▶ [Direction] Give every line of the records again with "location" changed to "position" and nothing else altered. Leave out the pictures.

▶ [Records provided]

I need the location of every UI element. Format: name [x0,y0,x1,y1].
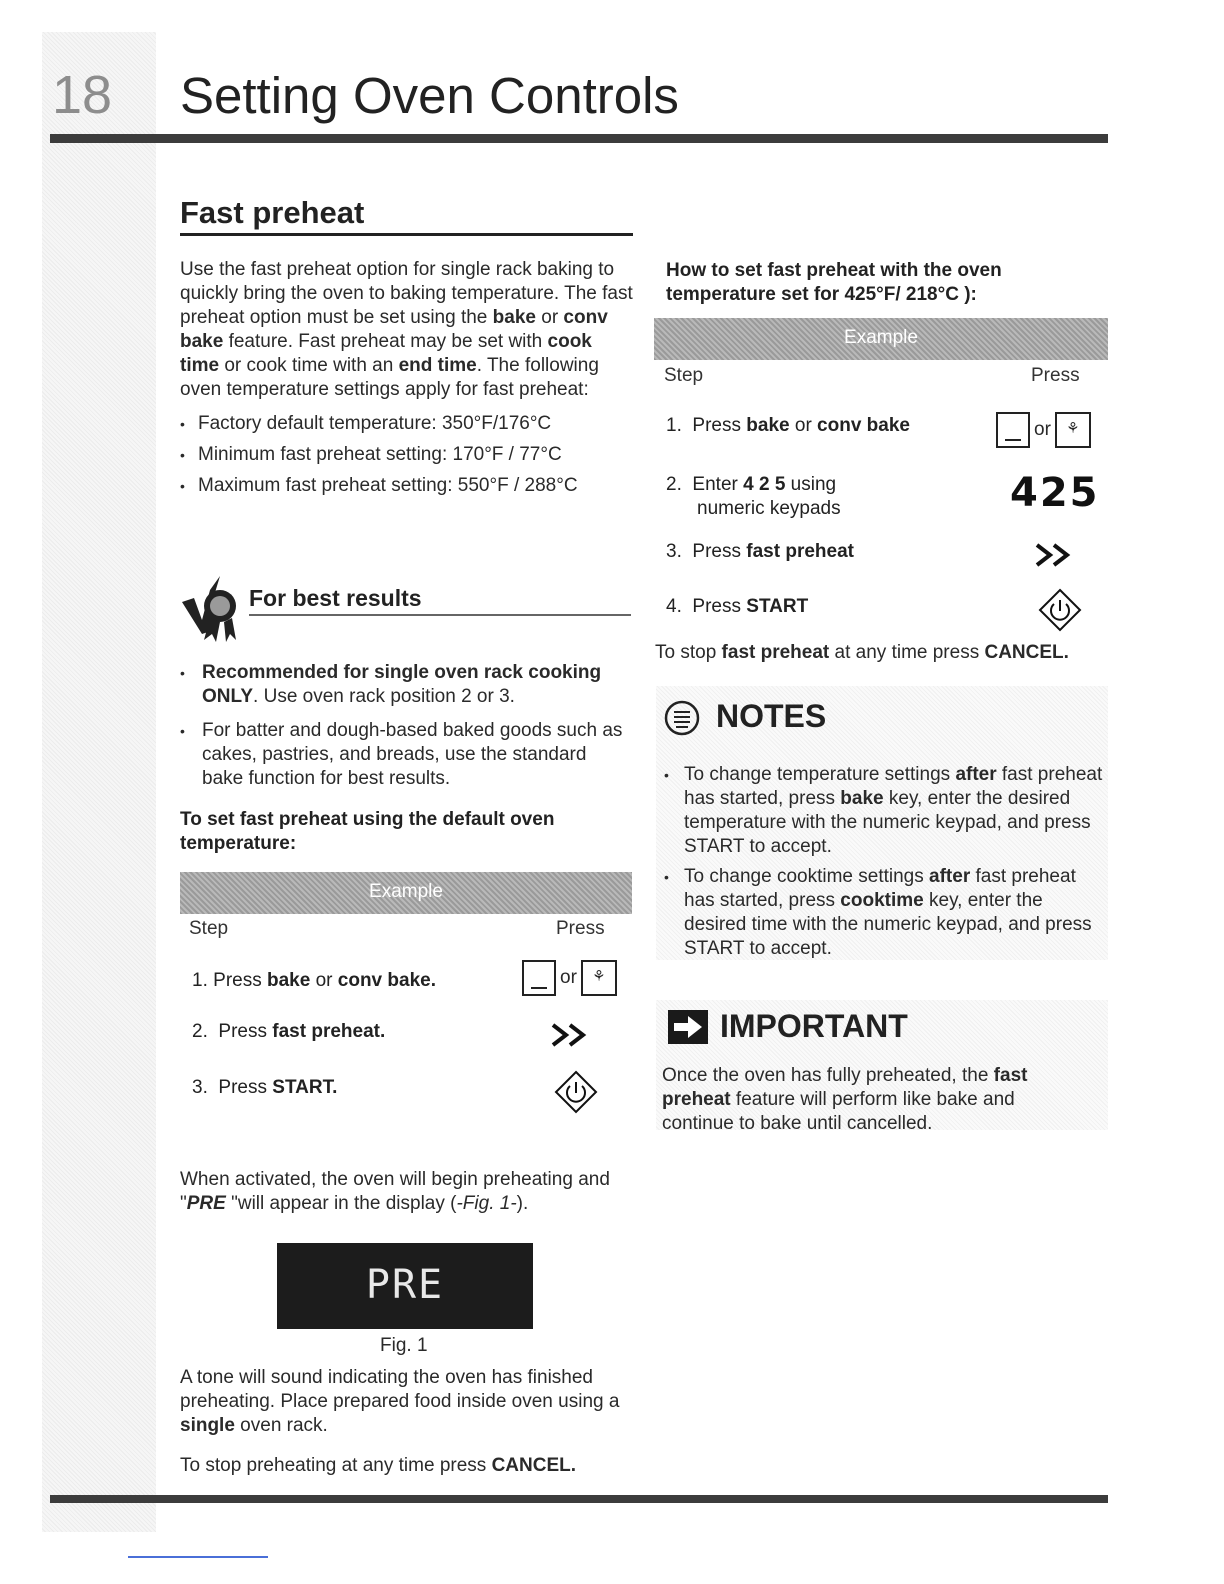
or-label: or [1034,419,1051,440]
best-results-list [180,661,630,801]
footer-rule [50,1495,1108,1503]
column-press: Press [1031,365,1080,386]
step-row: 1. Press bake or conv bake [666,415,910,436]
list-item: • To change temperature settings after fast preheat has started, press bake key, enter the desired temperature with the numeric keypad, and press START to accept. [664,763,1104,859]
step-row: 3. Press fast preheat [666,541,854,562]
intro-paragraph: Use the fast preheat option for single rack baking to quickly bring the oven to baking temperature. The fast preheat option must be set using the bake or conv bake feature. Fast preheat may be set with cook time or cook time with an end time. The following oven temperature settings apply for fast preheat: [180,259,633,400]
important-text: Once the oven has fully preheated, the fast preheat feature will perform like bake and continue to bake until cancelled. [662,1065,1028,1134]
list-item: • Factory default temperature: 350°F/176°C [180,412,635,436]
start-key-icon [554,1070,598,1114]
step-row: 3. Press START. [192,1077,338,1098]
intro-text [180,258,635,505]
or-label: or [560,967,577,988]
arrow-right-icon [668,1010,708,1044]
column-step: Step [189,918,229,939]
list-item: • Minimum fast preheat setting: 170°F / 77°C [180,443,635,467]
digits-425: 425 [1010,470,1100,516]
step-row: 2. Press fast preheat. [192,1021,386,1042]
page-title: Setting Oven Controls [180,67,679,124]
tone-text: A tone will sound indicating the oven has finished preheating. Place prepared food inside oven using a single oven rack. [180,1367,620,1436]
fast-preheat-key-icon [550,1022,598,1048]
figure-caption: Fig. 1 [380,1335,428,1356]
list-item: • Recommended for single oven rack cooking ONLY. Use oven rack position 2 or 3. [180,661,630,709]
example-bar: Example [654,318,1108,360]
step-row: 2. Enter 4 2 5 using numeric keypads [666,474,841,519]
temperature-list [180,412,635,498]
best-results-rule [249,614,631,616]
bake-key-icon [522,960,556,996]
header-rule [50,134,1108,143]
list-item: • Maximum fast preheat setting: 550°F / 288°C [180,474,635,498]
stop-fast-preheat-text: To stop fast preheat at any time press CANCEL. [655,642,1069,663]
step-row: 1. Press bake or conv bake. [192,970,436,991]
fast-preheat-key-icon [1034,542,1082,568]
notes-list [664,763,1104,967]
notes-title: NOTES [716,698,827,734]
activation-text: When activated, the oven will begin preheating and "PRE "will appear in the display (-Fig. 1-). [180,1169,610,1214]
set-example-heading: How to set fast preheat with the oven temperature set for 425°F/ 218°C ): [666,260,1002,305]
column-press: Press [556,918,605,939]
bake-key-icon [996,412,1030,448]
example-bar: Example [180,872,632,914]
step-row: 4. Press START [666,596,809,617]
footer-link-line [128,1556,268,1558]
best-results-title: For best results [249,585,422,611]
section-title: Fast preheat [180,195,365,230]
display-figure: PRE [277,1243,533,1329]
award-ribbon-icon [180,570,240,642]
notes-icon [664,700,700,736]
conv-bake-key-icon: ⚘ [581,960,617,996]
press-keys [996,412,1091,448]
list-item: • For batter and dough-based baked goods such as cakes, pastries, and breads, use the standard bake function for best results. [180,719,630,791]
start-key-icon [1038,588,1082,632]
conv-bake-key-icon: ⚘ [1055,412,1091,448]
default-example-heading: To set fast preheat using the default oven temperature: [180,809,555,854]
page-margin-band [42,32,156,1532]
page-number: 18 [52,65,113,125]
stop-preheating-text: To stop preheating at any time press CANCEL. [180,1455,577,1476]
column-step: Step [664,365,704,386]
important-title: IMPORTANT [720,1008,908,1044]
list-item: • To change cooktime settings after fast preheat has started, press cooktime key, enter the desired time with the numeric keypad, and press START to accept. [664,865,1104,961]
section-rule [180,233,633,236]
press-keys [522,960,617,996]
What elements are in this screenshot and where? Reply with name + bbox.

▶ [Result of the exercise]
I need the position of every UI element. Format: name [x0,y0,x1,y1].
or-label: or [1034,419,1051,440]
best-results-list [180,661,630,801]
footer-rule [50,1495,1108,1503]
column-press: Press [1031,365,1080,386]
step-row: 1. Press bake or conv bake [666,415,910,436]
list-item: • To change temperature settings after fast preheat has started, press bake key, enter the desired temperature with the numeric keypad, and press START to accept. [664,763,1104,859]
step-row: 3. Press fast preheat [666,541,854,562]
intro-paragraph: Use the fast preheat option for single rack baking to quickly bring the oven to baking temperature. The fast preheat option must be set using the bake or conv bake feature. Fast preheat may be set with cook time or cook time with an end time. The following oven temperature settings apply for fast preheat: [180,259,633,400]
important-text: Once the oven has fully preheated, the fast preheat feature will perform like bake and continue to bake until cancelled. [662,1065,1028,1134]
list-item: • Factory default temperature: 350°F/176°C [180,412,635,436]
start-key-icon [554,1070,598,1114]
step-row: 3. Press START. [192,1077,338,1098]
intro-text [180,258,635,505]
or-label: or [560,967,577,988]
arrow-right-icon [668,1010,708,1044]
column-step: Step [189,918,229,939]
list-item: • Minimum fast preheat setting: 170°F / 77°C [180,443,635,467]
digits-425: 425 [1010,470,1100,516]
step-row: 2. Press fast preheat. [192,1021,386,1042]
page-title: Setting Oven Controls [180,67,679,124]
tone-text: A tone will sound indicating the oven has finished preheating. Place prepared food inside oven using a single oven rack. [180,1367,620,1436]
fast-preheat-key-icon [550,1022,598,1048]
figure-caption: Fig. 1 [380,1335,428,1356]
list-item: • Recommended for single oven rack cooking ONLY. Use oven rack position 2 or 3. [180,661,630,709]
example-bar: Example [654,318,1108,360]
step-row: 2. Enter 4 2 5 using numeric keypads [666,474,841,519]
temperature-list [180,412,635,498]
best-results-rule [249,614,631,616]
bake-key-icon [522,960,556,996]
header-rule [50,134,1108,143]
list-item: • Maximum fast preheat setting: 550°F / 288°C [180,474,635,498]
stop-fast-preheat-text: To stop fast preheat at any time press CANCEL. [655,642,1069,663]
step-row: 1. Press bake or conv bake. [192,970,436,991]
fast-preheat-key-icon [1034,542,1082,568]
notes-list [664,763,1104,967]
notes-title: NOTES [716,698,827,734]
activation-text: When activated, the oven will begin preheating and "PRE "will appear in the display (-Fig. 1-). [180,1169,610,1214]
set-example-heading: How to set fast preheat with the oven temperature set for 425°F/ 218°C ): [666,260,1002,305]
column-press: Press [556,918,605,939]
bake-key-icon [996,412,1030,448]
example-bar: Example [180,872,632,914]
step-row: 4. Press START [666,596,809,617]
footer-link-line [128,1556,268,1558]
best-results-title: For best results [249,585,422,611]
section-title: Fast preheat [180,195,365,230]
display-figure: PRE [277,1243,533,1329]
award-ribbon-icon [180,570,240,642]
notes-icon [664,700,700,736]
conv-bake-key-icon: ⚘ [581,960,617,996]
press-keys [996,412,1091,448]
list-item: • For batter and dough-based baked goods such as cakes, pastries, and breads, use the standard bake function for best results. [180,719,630,791]
start-key-icon [1038,588,1082,632]
conv-bake-key-icon: ⚘ [1055,412,1091,448]
default-example-heading: To set fast preheat using the default oven temperature: [180,809,555,854]
page-margin-band [42,32,156,1532]
page-number: 18 [52,65,113,125]
stop-preheating-text: To stop preheating at any time press CANCEL. [180,1455,577,1476]
column-step: Step [664,365,704,386]
important-title: IMPORTANT [720,1008,908,1044]
list-item: • To change cooktime settings after fast preheat has started, press cooktime key, enter the desired time with the numeric keypad, and press START to accept. [664,865,1104,961]
section-rule [180,233,633,236]
press-keys [522,960,617,996]
What elements are in this screenshot and where? Reply with name + bbox.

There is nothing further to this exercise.